* DIRECTIVE
Any picture among the records should be left out, please; retype the rest exactly.

* MATERIALS PROVIDED
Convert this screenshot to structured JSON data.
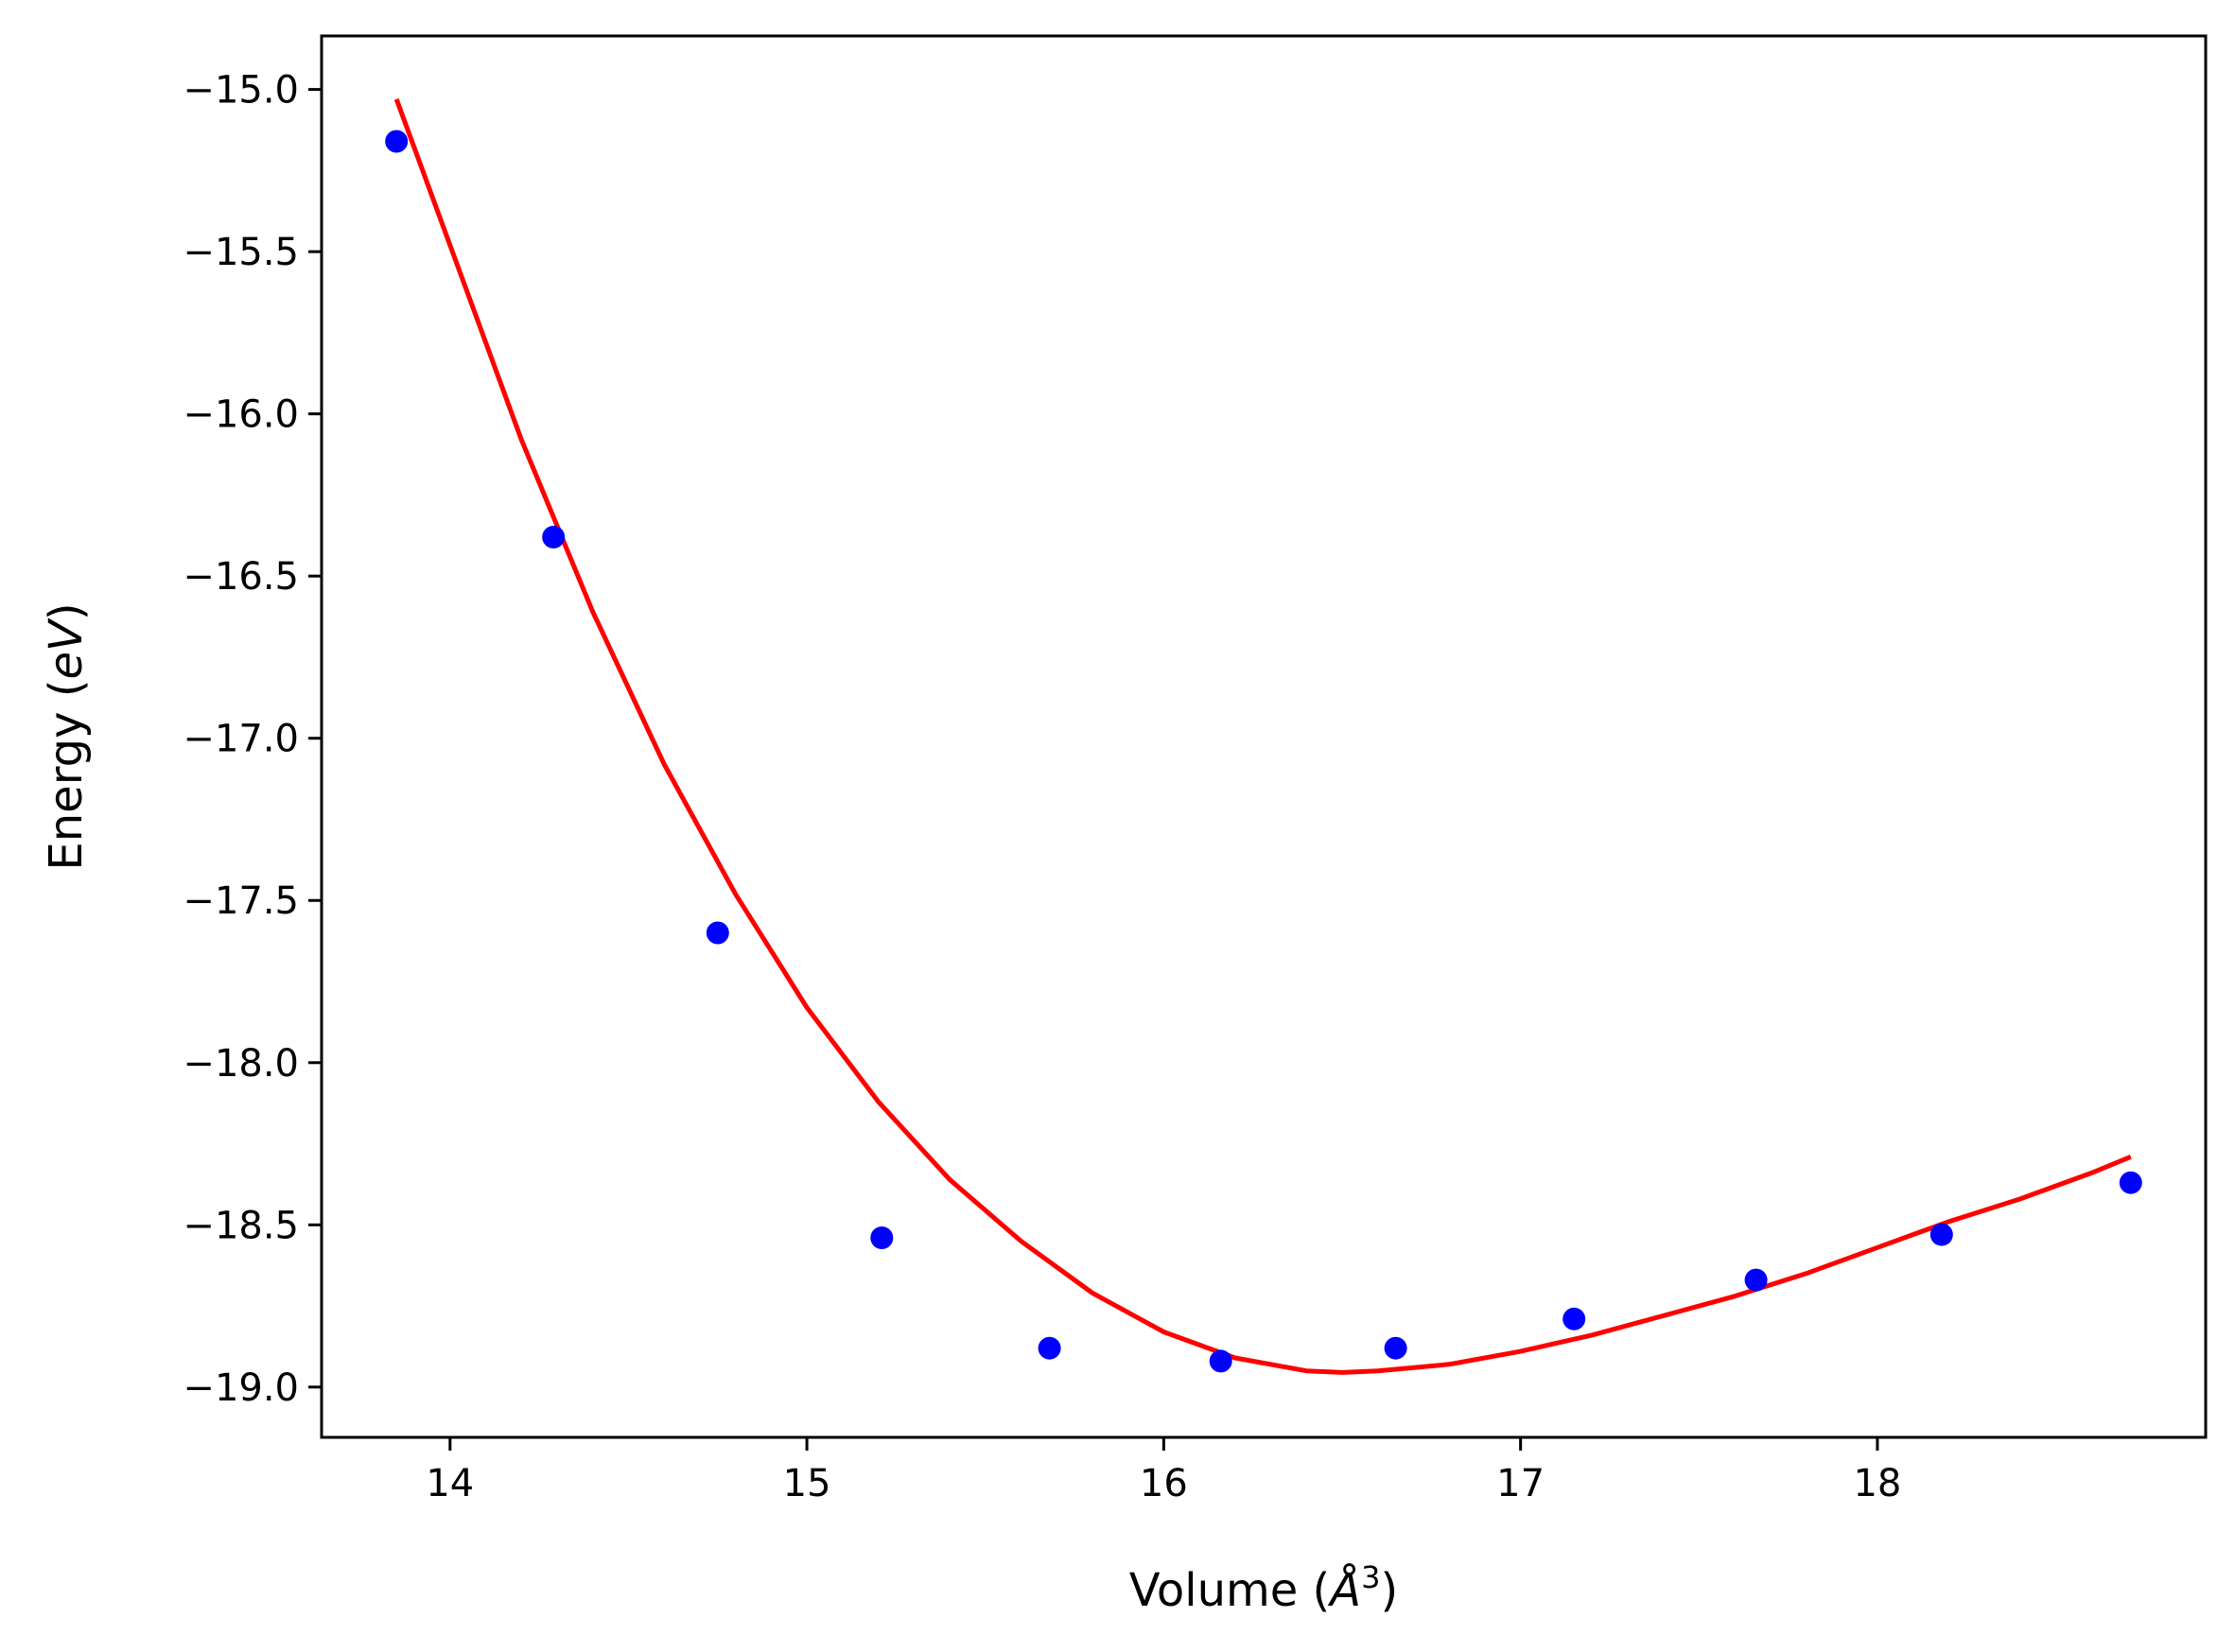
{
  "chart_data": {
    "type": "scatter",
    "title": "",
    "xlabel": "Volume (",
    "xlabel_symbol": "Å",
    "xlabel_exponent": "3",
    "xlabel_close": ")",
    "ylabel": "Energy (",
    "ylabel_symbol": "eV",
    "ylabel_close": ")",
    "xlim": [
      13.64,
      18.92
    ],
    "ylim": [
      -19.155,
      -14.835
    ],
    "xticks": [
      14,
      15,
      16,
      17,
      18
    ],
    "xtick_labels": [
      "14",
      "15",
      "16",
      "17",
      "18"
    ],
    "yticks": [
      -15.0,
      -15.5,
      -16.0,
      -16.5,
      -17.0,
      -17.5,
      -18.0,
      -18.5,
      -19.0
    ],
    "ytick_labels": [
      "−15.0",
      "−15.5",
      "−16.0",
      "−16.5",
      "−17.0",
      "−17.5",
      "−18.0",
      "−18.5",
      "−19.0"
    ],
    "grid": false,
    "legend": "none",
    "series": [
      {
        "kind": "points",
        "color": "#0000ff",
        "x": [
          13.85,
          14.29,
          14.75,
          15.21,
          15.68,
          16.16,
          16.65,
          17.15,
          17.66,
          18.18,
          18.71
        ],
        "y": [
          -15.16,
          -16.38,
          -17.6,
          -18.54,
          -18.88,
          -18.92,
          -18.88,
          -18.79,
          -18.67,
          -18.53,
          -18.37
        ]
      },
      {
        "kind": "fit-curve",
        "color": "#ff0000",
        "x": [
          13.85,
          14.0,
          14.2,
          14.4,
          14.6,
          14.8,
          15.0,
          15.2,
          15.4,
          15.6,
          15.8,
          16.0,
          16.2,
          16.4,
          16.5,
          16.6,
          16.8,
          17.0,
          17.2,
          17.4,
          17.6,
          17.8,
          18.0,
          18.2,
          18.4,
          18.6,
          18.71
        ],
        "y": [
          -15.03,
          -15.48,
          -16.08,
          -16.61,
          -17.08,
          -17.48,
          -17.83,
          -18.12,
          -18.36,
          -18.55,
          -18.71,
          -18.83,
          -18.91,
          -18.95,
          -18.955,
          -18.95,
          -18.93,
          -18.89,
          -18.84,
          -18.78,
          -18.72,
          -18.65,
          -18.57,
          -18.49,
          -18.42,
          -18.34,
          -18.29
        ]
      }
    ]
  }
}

* ANSWER TO THE PROBLEM
Convert this screenshot to structured JSON data.
{
  "chart_data": {
    "type": "scatter",
    "title": "",
    "xlabel": "Volume (",
    "xlabel_symbol": "Å",
    "xlabel_exponent": "3",
    "xlabel_close": ")",
    "ylabel": "Energy (",
    "ylabel_symbol": "eV",
    "ylabel_close": ")",
    "xlim": [
      13.64,
      18.92
    ],
    "ylim": [
      -19.155,
      -14.835
    ],
    "xticks": [
      14,
      15,
      16,
      17,
      18
    ],
    "xtick_labels": [
      "14",
      "15",
      "16",
      "17",
      "18"
    ],
    "yticks": [
      -15.0,
      -15.5,
      -16.0,
      -16.5,
      -17.0,
      -17.5,
      -18.0,
      -18.5,
      -19.0
    ],
    "ytick_labels": [
      "−15.0",
      "−15.5",
      "−16.0",
      "−16.5",
      "−17.0",
      "−17.5",
      "−18.0",
      "−18.5",
      "−19.0"
    ],
    "grid": false,
    "legend": "none",
    "series": [
      {
        "kind": "points",
        "color": "#0000ff",
        "x": [
          13.85,
          14.29,
          14.75,
          15.21,
          15.68,
          16.16,
          16.65,
          17.15,
          17.66,
          18.18,
          18.71
        ],
        "y": [
          -15.16,
          -16.38,
          -17.6,
          -18.54,
          -18.88,
          -18.92,
          -18.88,
          -18.79,
          -18.67,
          -18.53,
          -18.37
        ]
      },
      {
        "kind": "fit-curve",
        "color": "#ff0000",
        "x": [
          13.85,
          14.0,
          14.2,
          14.4,
          14.6,
          14.8,
          15.0,
          15.2,
          15.4,
          15.6,
          15.8,
          16.0,
          16.2,
          16.4,
          16.5,
          16.6,
          16.8,
          17.0,
          17.2,
          17.4,
          17.6,
          17.8,
          18.0,
          18.2,
          18.4,
          18.6,
          18.71
        ],
        "y": [
          -15.03,
          -15.48,
          -16.08,
          -16.61,
          -17.08,
          -17.48,
          -17.83,
          -18.12,
          -18.36,
          -18.55,
          -18.71,
          -18.83,
          -18.91,
          -18.95,
          -18.955,
          -18.95,
          -18.93,
          -18.89,
          -18.84,
          -18.78,
          -18.72,
          -18.65,
          -18.57,
          -18.49,
          -18.42,
          -18.34,
          -18.29
        ]
      }
    ]
  }
}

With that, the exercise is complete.